Task statement » Arrange the entries below as a JSON list of strings, with one string for each line and blank lines omitted.

A series of entries:
▼▼▼

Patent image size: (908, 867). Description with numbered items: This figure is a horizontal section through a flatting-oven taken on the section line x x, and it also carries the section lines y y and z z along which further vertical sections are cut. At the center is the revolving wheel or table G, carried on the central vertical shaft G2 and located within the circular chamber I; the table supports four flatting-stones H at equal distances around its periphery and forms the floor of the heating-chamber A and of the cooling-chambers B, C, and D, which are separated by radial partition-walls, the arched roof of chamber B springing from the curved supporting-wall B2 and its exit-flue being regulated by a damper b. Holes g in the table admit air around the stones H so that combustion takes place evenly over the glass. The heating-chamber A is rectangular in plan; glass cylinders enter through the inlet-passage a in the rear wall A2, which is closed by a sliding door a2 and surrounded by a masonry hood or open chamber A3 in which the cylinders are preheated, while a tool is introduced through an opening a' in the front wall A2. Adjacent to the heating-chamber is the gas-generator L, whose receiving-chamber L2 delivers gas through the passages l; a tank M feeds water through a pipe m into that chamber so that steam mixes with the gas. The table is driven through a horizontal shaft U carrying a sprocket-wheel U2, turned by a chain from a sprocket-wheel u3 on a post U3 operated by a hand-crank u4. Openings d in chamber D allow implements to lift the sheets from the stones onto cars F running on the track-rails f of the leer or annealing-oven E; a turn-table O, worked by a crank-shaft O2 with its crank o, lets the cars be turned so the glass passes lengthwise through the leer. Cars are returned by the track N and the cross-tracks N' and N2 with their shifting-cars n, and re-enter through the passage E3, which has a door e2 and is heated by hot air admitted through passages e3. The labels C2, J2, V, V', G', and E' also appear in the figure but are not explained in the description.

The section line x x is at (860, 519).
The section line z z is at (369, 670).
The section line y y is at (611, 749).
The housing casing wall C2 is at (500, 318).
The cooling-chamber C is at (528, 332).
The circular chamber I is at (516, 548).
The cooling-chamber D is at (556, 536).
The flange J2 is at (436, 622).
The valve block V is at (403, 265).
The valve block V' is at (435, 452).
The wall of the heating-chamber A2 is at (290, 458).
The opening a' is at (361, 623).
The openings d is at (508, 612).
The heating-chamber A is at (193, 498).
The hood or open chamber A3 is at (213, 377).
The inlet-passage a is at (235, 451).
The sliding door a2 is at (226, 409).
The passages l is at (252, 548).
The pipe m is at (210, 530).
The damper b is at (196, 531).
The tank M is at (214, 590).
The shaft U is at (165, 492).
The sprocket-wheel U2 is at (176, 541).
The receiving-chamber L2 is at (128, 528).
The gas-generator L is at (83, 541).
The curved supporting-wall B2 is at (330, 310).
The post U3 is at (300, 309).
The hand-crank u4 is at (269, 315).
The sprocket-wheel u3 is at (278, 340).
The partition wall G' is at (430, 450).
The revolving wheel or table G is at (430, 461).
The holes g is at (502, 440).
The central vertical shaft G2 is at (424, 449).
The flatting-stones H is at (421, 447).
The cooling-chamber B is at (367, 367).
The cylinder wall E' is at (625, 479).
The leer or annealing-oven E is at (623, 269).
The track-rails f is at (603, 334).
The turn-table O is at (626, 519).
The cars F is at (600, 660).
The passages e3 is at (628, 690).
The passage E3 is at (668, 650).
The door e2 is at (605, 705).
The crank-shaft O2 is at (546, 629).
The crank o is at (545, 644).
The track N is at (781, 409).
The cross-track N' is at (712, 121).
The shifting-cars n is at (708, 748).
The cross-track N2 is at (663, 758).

▲▲▲

Expected output »
[
  "Patent image size: (908, 867). Description with numbered items: This figure is a horizontal section through a flatting-oven taken on the section line x x, and it also carries the section lines y y and z z along which further vertical sections are cut. At the center is the revolving wheel or table G, carried on the central vertical shaft G2 and located within the circular chamber I; the table supports four flatting-stones H at equal distances around its periphery and forms the floor of the heating-chamber A and of the cooling-chambers B, C, and D, which are separated by radial partition-walls, the arched roof of chamber B springing from the curved supporting-wall B2 and its exit-flue being regulated by a damper b. Holes g in the table admit air around the stones H so that combustion takes place evenly over the glass. The heating-chamber A is rectangular in plan; glass cylinders enter through the inlet-passage a in the rear wall A2, which is closed by a sliding door a2 and surrounded by a masonry hood or open chamber A3 in which the cylinders are preheated, while a tool is introduced through an opening a' in the front wall A2. Adjacent to the heating-chamber is the gas-generator L, whose receiving-chamber L2 delivers gas through the passages l; a tank M feeds water through a pipe m into that chamber so that steam mixes with the gas. The table is driven through a horizontal shaft U carrying a sprocket-wheel U2, turned by a chain from a sprocket-wheel u3 on a post U3 operated by a hand-crank u4. Openings d in chamber D allow implements to lift the sheets from the stones onto cars F running on the track-rails f of the leer or annealing-oven E; a turn-table O, worked by a crank-shaft O2 with its crank o, lets the cars be turned so the glass passes lengthwise through the leer. Cars are returned by the track N and the cross-tracks N' and N2 with their shifting-cars n, and re-enter through the passage E3, which has a door e2 and is heated by hot air admitted through passages e3. The labels C2, J2, V, V', G', and E' also appear in the figure but are not explained in the description.",
  "The section line x x is at (860, 519).",
  "The section line z z is at (369, 670).",
  "The section line y y is at (611, 749).",
  "The housing casing wall C2 is at (500, 318).",
  "The cooling-chamber C is at (528, 332).",
  "The circular chamber I is at (516, 548).",
  "The cooling-chamber D is at (556, 536).",
  "The flange J2 is at (436, 622).",
  "The valve block V is at (403, 265).",
  "The valve block V' is at (435, 452).",
  "The wall of the heating-chamber A2 is at (290, 458).",
  "The opening a' is at (361, 623).",
  "The openings d is at (508, 612).",
  "The heating-chamber A is at (193, 498).",
  "The hood or open chamber A3 is at (213, 377).",
  "The inlet-passage a is at (235, 451).",
  "The sliding door a2 is at (226, 409).",
  "The passages l is at (252, 548).",
  "The pipe m is at (210, 530).",
  "The damper b is at (196, 531).",
  "The tank M is at (214, 590).",
  "The shaft U is at (165, 492).",
  "The sprocket-wheel U2 is at (176, 541).",
  "The receiving-chamber L2 is at (128, 528).",
  "The gas-generator L is at (83, 541).",
  "The curved supporting-wall B2 is at (330, 310).",
  "The post U3 is at (300, 309).",
  "The hand-crank u4 is at (269, 315).",
  "The sprocket-wheel u3 is at (278, 340).",
  "The partition wall G' is at (430, 450).",
  "The revolving wheel or table G is at (430, 461).",
  "The holes g is at (502, 440).",
  "The central vertical shaft G2 is at (424, 449).",
  "The flatting-stones H is at (421, 447).",
  "The cooling-chamber B is at (367, 367).",
  "The cylinder wall E' is at (625, 479).",
  "The leer or annealing-oven E is at (623, 269).",
  "The track-rails f is at (603, 334).",
  "The turn-table O is at (626, 519).",
  "The cars F is at (600, 660).",
  "The passages e3 is at (628, 690).",
  "The passage E3 is at (668, 650).",
  "The door e2 is at (605, 705).",
  "The crank-shaft O2 is at (546, 629).",
  "The crank o is at (545, 644).",
  "The track N is at (781, 409).",
  "The cross-track N' is at (712, 121).",
  "The shifting-cars n is at (708, 748).",
  "The cross-track N2 is at (663, 758)."
]